'''

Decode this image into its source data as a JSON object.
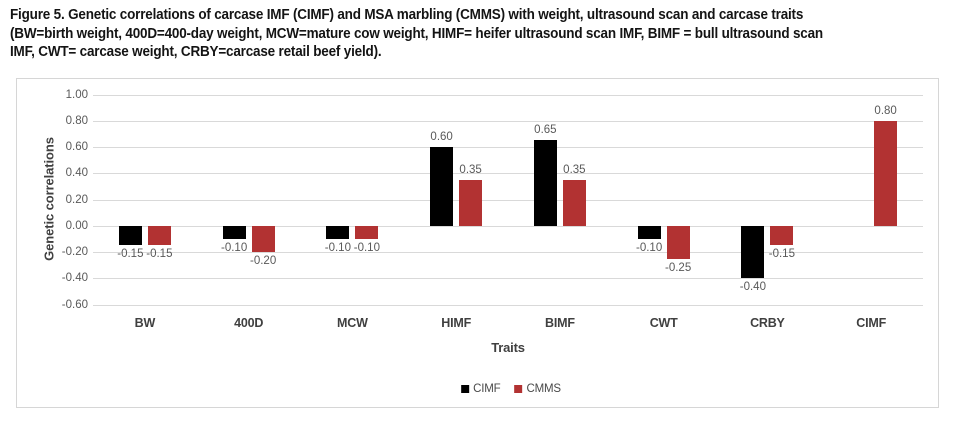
{
  "caption": {
    "lines": [
      "Figure 5. Genetic correlations of carcase IMF (CIMF) and MSA marbling (CMMS) with weight, ultrasound scan and carcase traits",
      "(BW=birth weight, 400D=400-day weight, MCW=mature cow weight, HIMF= heifer ultrasound scan IMF, BIMF = bull ultrasound scan",
      "IMF, CWT= carcase weight, CRBY=carcase retail beef yield)."
    ]
  },
  "chart_data": {
    "type": "bar",
    "title": "",
    "categories": [
      "BW",
      "400D",
      "MCW",
      "HIMF",
      "BIMF",
      "CWT",
      "CRBY",
      "CIMF"
    ],
    "series": [
      {
        "name": "CIMF",
        "color": "#000000",
        "values": [
          -0.15,
          -0.1,
          -0.1,
          0.6,
          0.65,
          -0.1,
          -0.4,
          null
        ]
      },
      {
        "name": "CMMS",
        "color": "#b23232",
        "values": [
          -0.15,
          -0.2,
          -0.1,
          0.35,
          0.35,
          -0.25,
          -0.15,
          0.8
        ]
      }
    ],
    "xlabel": "Traits",
    "ylabel": "Genetic correlations",
    "ylim": [
      -0.6,
      1.0
    ],
    "ytick_step": 0.2,
    "ytick_labels": [
      "1.00",
      "0.80",
      "0.60",
      "0.40",
      "0.20",
      "0.00",
      "-0.20",
      "-0.40",
      "-0.60"
    ],
    "grid": true,
    "legend_position": "bottom",
    "value_labels": "outside-end, 2 decimals"
  },
  "colors": {
    "gridline": "#d9d9d9",
    "panel_border": "#d6d6d6",
    "tick_text": "#595959",
    "value_label_text": "#595959",
    "axis_title_text": "#404040"
  }
}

'''

## EXERCISE GOAL
Of the lines in the data, how many hold the string "BIMF"? State the number, nothing else.

## EXERCISE OUTPUT
2